[Raw records]
________________________
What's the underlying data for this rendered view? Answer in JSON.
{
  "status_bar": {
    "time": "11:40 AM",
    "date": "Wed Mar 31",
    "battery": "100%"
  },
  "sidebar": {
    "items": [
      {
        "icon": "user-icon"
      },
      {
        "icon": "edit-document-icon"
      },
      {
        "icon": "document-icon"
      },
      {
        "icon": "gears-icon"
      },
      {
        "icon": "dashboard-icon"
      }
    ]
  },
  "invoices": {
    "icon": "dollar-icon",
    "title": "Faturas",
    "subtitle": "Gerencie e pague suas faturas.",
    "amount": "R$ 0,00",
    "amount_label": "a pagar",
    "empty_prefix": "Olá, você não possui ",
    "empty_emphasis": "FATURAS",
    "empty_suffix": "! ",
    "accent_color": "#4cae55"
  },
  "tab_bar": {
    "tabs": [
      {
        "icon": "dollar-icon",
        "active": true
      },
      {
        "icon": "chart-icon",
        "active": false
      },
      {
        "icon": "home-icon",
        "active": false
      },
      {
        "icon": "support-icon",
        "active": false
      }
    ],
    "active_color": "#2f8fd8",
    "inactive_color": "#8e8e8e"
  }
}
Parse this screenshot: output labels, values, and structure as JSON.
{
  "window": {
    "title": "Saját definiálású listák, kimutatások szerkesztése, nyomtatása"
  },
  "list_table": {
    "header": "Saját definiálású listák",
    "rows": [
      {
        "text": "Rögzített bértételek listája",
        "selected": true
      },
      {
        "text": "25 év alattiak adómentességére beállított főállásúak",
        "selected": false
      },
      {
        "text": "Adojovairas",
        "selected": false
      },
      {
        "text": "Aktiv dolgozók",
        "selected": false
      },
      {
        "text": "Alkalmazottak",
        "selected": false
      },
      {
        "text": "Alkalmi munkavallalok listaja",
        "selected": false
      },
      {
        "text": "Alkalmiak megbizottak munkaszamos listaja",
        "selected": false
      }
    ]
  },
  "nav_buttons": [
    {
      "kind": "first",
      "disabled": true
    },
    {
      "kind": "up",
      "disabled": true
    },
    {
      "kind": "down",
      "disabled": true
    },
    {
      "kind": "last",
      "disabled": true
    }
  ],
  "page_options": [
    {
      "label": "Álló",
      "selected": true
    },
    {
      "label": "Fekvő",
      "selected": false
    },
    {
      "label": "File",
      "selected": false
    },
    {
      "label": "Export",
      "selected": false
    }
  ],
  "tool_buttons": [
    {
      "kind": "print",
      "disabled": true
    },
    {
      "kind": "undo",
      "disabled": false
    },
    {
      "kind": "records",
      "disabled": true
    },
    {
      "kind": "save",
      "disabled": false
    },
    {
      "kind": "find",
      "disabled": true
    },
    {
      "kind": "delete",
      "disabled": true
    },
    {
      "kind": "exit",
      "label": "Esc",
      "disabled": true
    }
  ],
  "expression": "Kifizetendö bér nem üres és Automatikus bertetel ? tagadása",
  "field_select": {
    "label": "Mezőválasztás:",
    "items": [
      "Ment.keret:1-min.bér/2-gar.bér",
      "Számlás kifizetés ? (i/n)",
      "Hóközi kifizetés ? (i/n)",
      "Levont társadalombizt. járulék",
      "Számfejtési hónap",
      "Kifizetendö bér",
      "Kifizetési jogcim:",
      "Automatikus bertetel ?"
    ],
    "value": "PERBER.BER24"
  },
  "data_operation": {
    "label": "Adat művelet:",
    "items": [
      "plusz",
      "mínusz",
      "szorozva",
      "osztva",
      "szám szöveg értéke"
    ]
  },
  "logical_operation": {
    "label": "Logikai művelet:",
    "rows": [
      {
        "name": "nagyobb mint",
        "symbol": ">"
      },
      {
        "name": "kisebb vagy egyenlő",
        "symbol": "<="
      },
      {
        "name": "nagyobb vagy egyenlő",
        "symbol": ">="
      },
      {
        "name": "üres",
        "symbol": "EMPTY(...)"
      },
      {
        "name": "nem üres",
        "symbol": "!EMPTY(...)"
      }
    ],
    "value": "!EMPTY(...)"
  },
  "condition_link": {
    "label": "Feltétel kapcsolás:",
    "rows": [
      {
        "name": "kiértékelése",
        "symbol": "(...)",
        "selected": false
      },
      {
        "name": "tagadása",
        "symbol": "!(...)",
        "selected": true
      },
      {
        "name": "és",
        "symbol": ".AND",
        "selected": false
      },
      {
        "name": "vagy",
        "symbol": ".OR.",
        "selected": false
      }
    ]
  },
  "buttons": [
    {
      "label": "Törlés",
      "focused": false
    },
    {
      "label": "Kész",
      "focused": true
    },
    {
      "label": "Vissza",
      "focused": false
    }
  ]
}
________________________
◆ **AIM OF THE TASK**:
Return all of the data word for word.

◆ **COMPLETE ANSWER**:
What's the underlying data for this rendered view? Answer in JSON.
{
  "status_bar": {
    "time": "11:40 AM",
    "date": "Wed Mar 31",
    "battery": "100%"
  },
  "sidebar": {
    "items": [
      {
        "icon": "user-icon"
      },
      {
        "icon": "edit-document-icon"
      },
      {
        "icon": "document-icon"
      },
      {
        "icon": "gears-icon"
      },
      {
        "icon": "dashboard-icon"
      }
    ]
  },
  "invoices": {
    "icon": "dollar-icon",
    "title": "Faturas",
    "subtitle": "Gerencie e pague suas faturas.",
    "amount": "R$ 0,00",
    "amount_label": "a pagar",
    "empty_prefix": "Olá, você não possui ",
    "empty_emphasis": "FATURAS",
    "empty_suffix": "! ",
    "accent_color": "#4cae55"
  },
  "tab_bar": {
    "tabs": [
      {
        "icon": "dollar-icon",
        "active": true
      },
      {
        "icon": "chart-icon",
        "active": false
      },
      {
        "icon": "home-icon",
        "active": false
      },
      {
        "icon": "support-icon",
        "active": false
      }
    ],
    "active_color": "#2f8fd8",
    "inactive_color": "#8e8e8e"
  }
}
Parse this screenshot: output labels, values, and structure as JSON.
{
  "window": {
    "title": "Saját definiálású listák, kimutatások szerkesztése, nyomtatása"
  },
  "list_table": {
    "header": "Saját definiálású listák",
    "rows": [
      {
        "text": "Rögzített bértételek listája",
        "selected": true
      },
      {
        "text": "25 év alattiak adómentességére beállított főállásúak",
        "selected": false
      },
      {
        "text": "Adojovairas",
        "selected": false
      },
      {
        "text": "Aktiv dolgozók",
        "selected": false
      },
      {
        "text": "Alkalmazottak",
        "selected": false
      },
      {
        "text": "Alkalmi munkavallalok listaja",
        "selected": false
      },
      {
        "text": "Alkalmiak megbizottak munkaszamos listaja",
        "selected": false
      }
    ]
  },
  "nav_buttons": [
    {
      "kind": "first",
      "disabled": true
    },
    {
      "kind": "up",
      "disabled": true
    },
    {
      "kind": "down",
      "disabled": true
    },
    {
      "kind": "last",
      "disabled": true
    }
  ],
  "page_options": [
    {
      "label": "Álló",
      "selected": true
    },
    {
      "label": "Fekvő",
      "selected": false
    },
    {
      "label": "File",
      "selected": false
    },
    {
      "label": "Export",
      "selected": false
    }
  ],
  "tool_buttons": [
    {
      "kind": "print",
      "disabled": true
    },
    {
      "kind": "undo",
      "disabled": false
    },
    {
      "kind": "records",
      "disabled": true
    },
    {
      "kind": "save",
      "disabled": false
    },
    {
      "kind": "find",
      "disabled": true
    },
    {
      "kind": "delete",
      "disabled": true
    },
    {
      "kind": "exit",
      "label": "Esc",
      "disabled": true
    }
  ],
  "expression": "Kifizetendö bér nem üres és Automatikus bertetel ? tagadása",
  "field_select": {
    "label": "Mezőválasztás:",
    "items": [
      "Ment.keret:1-min.bér/2-gar.bér",
      "Számlás kifizetés ? (i/n)",
      "Hóközi kifizetés ? (i/n)",
      "Levont társadalombizt. járulék",
      "Számfejtési hónap",
      "Kifizetendö bér",
      "Kifizetési jogcim:",
      "Automatikus bertetel ?"
    ],
    "value": "PERBER.BER24"
  },
  "data_operation": {
    "label": "Adat művelet:",
    "items": [
      "plusz",
      "mínusz",
      "szorozva",
      "osztva",
      "szám szöveg értéke"
    ]
  },
  "logical_operation": {
    "label": "Logikai művelet:",
    "rows": [
      {
        "name": "nagyobb mint",
        "symbol": ">"
      },
      {
        "name": "kisebb vagy egyenlő",
        "symbol": "<="
      },
      {
        "name": "nagyobb vagy egyenlő",
        "symbol": ">="
      },
      {
        "name": "üres",
        "symbol": "EMPTY(...)"
      },
      {
        "name": "nem üres",
        "symbol": "!EMPTY(...)"
      }
    ],
    "value": "!EMPTY(...)"
  },
  "condition_link": {
    "label": "Feltétel kapcsolás:",
    "rows": [
      {
        "name": "kiértékelése",
        "symbol": "(...)",
        "selected": false
      },
      {
        "name": "tagadása",
        "symbol": "!(...)",
        "selected": true
      },
      {
        "name": "és",
        "symbol": ".AND",
        "selected": false
      },
      {
        "name": "vagy",
        "symbol": ".OR.",
        "selected": false
      }
    ]
  },
  "buttons": [
    {
      "label": "Törlés",
      "focused": false
    },
    {
      "label": "Kész",
      "focused": true
    },
    {
      "label": "Vissza",
      "focused": false
    }
  ]
}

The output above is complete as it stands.